There was only one thing left to do
Betty was convinced of her brother’s innocence, but it was not enough. A net of circumstances conspired against him, including the testimony of an angry ex-girlfriend, which rendered his case more and more bleak. When he was found guilty, they were all in shock.
There were many difficult moments starting with when he was found guilty because we were all expecting him to come home that day. We thought that only guilty people went to prison and we knew he was innocent.
They tried to appeal, but the motion was rejected. Kenny lost hope and attempted to kill himself. This pushed Betty to take major action.
Then there was the appeal and then he tried to commit suicide. And that’s when I said I would go to law school.
Betty had to take things into her own hands
Kenny’s despair motivated her decision. “He actually asked me to go to law school. He said he couldn’t spend the rest of his life in prison, that he wouldn’t make it,” Betty says.
He said to me, ‘Betty Anne, if you go to law school I know you will find a way to get me out of here and prove me innocent’. So that became the promise between us that would keep him alive.
Betty Anne Waters
In her early 30s, married with two young sons at the time, Betty Anne enrolled at her local college. Thus started her long journey through law school.
I had a long way to go. I studied for 12 years, starting part-time.
“Then law school itself is three years,” she continues. “In law school you study for eight hours a day, five days a week.”
Her mission took a toll on her marriage
In the process, Betty dedicated two decades of her life – and even lost her marriage. “My husband used to say, ‘You love your family more than me’. He didn’t see any sense in me studying law. It wasn’t the only reason the marriage ended, but it was the straw that broke the camel’s back.”
+ + + +
• Apply what you read:
a. In the text about Betty Anne Waters, how many years did she study, starting part-time?
b. Print everything in the text about Betty Anne Waters from "There were many" down to "take major action.".
c. Carry on the account of Betty Anne Waters from the point where it stops.

(Excerpts from a dataset)
+ + + +
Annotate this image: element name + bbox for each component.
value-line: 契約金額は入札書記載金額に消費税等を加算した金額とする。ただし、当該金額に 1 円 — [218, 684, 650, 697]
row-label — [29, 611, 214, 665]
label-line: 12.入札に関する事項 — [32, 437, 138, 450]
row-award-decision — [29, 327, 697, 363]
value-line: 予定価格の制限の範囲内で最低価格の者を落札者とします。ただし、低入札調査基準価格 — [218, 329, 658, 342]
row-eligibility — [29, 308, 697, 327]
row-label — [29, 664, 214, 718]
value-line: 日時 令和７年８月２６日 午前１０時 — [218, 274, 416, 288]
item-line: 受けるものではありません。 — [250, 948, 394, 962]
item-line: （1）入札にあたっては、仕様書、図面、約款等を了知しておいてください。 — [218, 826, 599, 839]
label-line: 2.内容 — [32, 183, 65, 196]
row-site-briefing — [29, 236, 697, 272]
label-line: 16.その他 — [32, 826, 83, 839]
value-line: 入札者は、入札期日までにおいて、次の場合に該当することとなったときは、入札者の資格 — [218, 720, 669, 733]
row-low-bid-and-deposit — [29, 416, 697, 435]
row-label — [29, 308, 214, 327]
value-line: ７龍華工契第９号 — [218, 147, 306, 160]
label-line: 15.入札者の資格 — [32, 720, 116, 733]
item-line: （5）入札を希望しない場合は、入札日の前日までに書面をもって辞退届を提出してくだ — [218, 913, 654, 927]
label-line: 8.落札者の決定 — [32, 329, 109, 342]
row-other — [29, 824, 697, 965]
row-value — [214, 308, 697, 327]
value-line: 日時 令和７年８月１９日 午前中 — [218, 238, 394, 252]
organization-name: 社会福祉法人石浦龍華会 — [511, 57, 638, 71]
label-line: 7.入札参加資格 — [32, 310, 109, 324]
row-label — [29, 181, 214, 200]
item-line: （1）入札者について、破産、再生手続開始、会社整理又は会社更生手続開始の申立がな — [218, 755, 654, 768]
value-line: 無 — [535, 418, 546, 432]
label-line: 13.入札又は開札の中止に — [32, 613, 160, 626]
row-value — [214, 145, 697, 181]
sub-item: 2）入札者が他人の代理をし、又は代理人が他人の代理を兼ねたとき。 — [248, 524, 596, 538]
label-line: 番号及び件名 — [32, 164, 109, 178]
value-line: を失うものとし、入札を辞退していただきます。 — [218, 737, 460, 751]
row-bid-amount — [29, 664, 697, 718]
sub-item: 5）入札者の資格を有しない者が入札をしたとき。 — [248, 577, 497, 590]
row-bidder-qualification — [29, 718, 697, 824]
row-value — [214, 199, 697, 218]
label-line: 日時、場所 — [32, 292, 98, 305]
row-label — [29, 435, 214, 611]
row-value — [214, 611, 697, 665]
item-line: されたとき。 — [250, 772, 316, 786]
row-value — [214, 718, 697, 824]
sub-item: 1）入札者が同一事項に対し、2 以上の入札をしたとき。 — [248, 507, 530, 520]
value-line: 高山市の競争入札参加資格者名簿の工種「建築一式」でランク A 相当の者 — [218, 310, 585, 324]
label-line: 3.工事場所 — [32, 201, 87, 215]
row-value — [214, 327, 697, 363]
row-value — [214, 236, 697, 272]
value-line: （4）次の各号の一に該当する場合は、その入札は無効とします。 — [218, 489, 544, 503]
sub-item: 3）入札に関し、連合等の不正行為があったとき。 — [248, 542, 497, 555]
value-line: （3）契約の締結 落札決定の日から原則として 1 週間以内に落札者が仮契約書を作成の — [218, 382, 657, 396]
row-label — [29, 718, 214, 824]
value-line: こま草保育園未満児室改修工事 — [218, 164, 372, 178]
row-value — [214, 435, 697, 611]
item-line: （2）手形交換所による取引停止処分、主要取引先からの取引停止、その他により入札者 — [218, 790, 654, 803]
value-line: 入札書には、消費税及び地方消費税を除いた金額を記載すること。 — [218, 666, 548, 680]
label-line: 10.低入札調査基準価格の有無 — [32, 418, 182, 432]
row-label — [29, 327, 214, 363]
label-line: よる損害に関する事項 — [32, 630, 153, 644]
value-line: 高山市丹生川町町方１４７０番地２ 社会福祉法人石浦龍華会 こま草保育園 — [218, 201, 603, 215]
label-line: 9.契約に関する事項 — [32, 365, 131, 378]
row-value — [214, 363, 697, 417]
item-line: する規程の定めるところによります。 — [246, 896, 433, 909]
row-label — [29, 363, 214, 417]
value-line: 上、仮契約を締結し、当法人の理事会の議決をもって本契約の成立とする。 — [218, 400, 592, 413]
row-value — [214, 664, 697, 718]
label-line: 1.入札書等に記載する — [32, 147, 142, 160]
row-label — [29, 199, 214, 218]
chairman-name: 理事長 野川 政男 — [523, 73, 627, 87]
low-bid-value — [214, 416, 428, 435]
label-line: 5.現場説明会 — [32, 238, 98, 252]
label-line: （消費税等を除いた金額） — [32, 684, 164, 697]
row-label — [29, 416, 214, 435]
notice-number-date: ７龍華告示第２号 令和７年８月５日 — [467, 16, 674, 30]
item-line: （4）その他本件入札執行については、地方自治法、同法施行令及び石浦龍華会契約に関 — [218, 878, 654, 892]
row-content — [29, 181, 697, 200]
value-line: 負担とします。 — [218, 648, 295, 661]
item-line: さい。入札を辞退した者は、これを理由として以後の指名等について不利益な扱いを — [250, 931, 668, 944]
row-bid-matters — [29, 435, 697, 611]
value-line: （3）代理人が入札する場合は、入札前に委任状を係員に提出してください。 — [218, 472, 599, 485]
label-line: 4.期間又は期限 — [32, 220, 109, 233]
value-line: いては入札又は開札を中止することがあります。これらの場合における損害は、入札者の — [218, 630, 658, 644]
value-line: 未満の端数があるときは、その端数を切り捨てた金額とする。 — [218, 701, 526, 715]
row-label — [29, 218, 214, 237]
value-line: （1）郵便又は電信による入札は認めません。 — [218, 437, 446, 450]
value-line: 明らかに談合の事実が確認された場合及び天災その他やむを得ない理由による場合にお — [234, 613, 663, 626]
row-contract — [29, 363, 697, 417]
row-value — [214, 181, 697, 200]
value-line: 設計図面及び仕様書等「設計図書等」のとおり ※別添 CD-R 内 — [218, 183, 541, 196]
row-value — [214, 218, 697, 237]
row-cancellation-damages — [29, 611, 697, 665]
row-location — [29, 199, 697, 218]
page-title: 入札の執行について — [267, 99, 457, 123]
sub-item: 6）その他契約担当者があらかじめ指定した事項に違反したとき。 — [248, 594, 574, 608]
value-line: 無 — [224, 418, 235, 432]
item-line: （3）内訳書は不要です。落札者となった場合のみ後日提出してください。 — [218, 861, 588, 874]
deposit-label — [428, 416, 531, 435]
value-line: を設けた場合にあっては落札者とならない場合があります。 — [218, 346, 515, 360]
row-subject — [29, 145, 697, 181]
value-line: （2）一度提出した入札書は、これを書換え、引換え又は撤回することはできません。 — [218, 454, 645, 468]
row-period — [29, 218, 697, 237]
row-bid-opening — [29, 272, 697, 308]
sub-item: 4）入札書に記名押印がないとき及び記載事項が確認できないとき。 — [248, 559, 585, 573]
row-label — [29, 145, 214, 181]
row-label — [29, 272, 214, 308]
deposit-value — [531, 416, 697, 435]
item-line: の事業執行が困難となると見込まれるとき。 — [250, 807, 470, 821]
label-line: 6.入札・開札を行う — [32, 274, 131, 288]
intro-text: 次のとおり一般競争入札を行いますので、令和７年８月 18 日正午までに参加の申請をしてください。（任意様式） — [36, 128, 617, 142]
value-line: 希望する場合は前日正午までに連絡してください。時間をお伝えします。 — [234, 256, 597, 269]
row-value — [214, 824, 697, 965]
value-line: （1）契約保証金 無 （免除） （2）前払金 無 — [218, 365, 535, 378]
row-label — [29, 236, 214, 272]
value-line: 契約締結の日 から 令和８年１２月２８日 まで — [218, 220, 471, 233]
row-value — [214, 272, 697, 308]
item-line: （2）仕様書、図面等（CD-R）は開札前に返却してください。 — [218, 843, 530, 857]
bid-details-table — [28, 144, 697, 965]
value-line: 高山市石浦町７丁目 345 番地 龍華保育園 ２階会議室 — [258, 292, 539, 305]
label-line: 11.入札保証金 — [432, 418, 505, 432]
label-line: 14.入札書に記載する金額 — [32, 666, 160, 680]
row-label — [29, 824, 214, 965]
+ + + +
• Answers:
a. She studied for 12 years.

b.
There were many difficult moments starting with when he was found guilty because we were all expecting him to come home that day. We thought that only guilty people went to prison and we knew he was innocent.
They tried to appeal, but the motion was rejected. Kenny lost hope and attempted to kill himself. This pushed Betty to take major action.

c.
Betty Anne was left to bring up her two sons — Ben, then aged four, and Richard, six — while she juggled studying with bar work at night to make ends meet. But the sacrifice was all worth it.
Betty then became a lawyer. Even then, there was doubt.
I’m thinking now, ‘What happens if I don’t find something? Where do we go from here?’ It was terrible, anxious. The community college had been a less anxious time, because I was just keeping Kenny alive. But now what?
During her studies in law school, Betty came across the Innocence Project after reading a paper on DNA. This was the breakthrough she needed. When her brother was on trial, DNA was not yet an exact science. So she set out to find the samples from the case and compare them with her brother’s. And just like that, after 18 years in jail, Kenny was exonerated. Even his ex-girlfriend recanted her testimony.
But I think I knew she was going to recant, because I think she’d always wanted to, but was afraid of perjury. But once Kenny was free, she knew the game was up. Now she had to tell the truth.
But her fight is not over
Betty wasn’t satisfied with only proving her brother’s innocence. She also wanted to get justice. The police had made grave mistakes by putting the wrong man in jail.
“The DNA evidence exonerated Kenny, but it didn’t prove what the Ayer police did to Kenny, on purpose. And that’s what I wanted to prove,” she said in The Guardian.
In a tragic turn of event, Kenny died in a freak accident only 6 months after living jail. Throughout it all, Betty continued the fight for another 7 years and proved they had intentionally locked up the wrong man. “They’d tested his prints twice. They knew he wasn’t guilty. They knew from day one that Kenny was innocent,” Betty said.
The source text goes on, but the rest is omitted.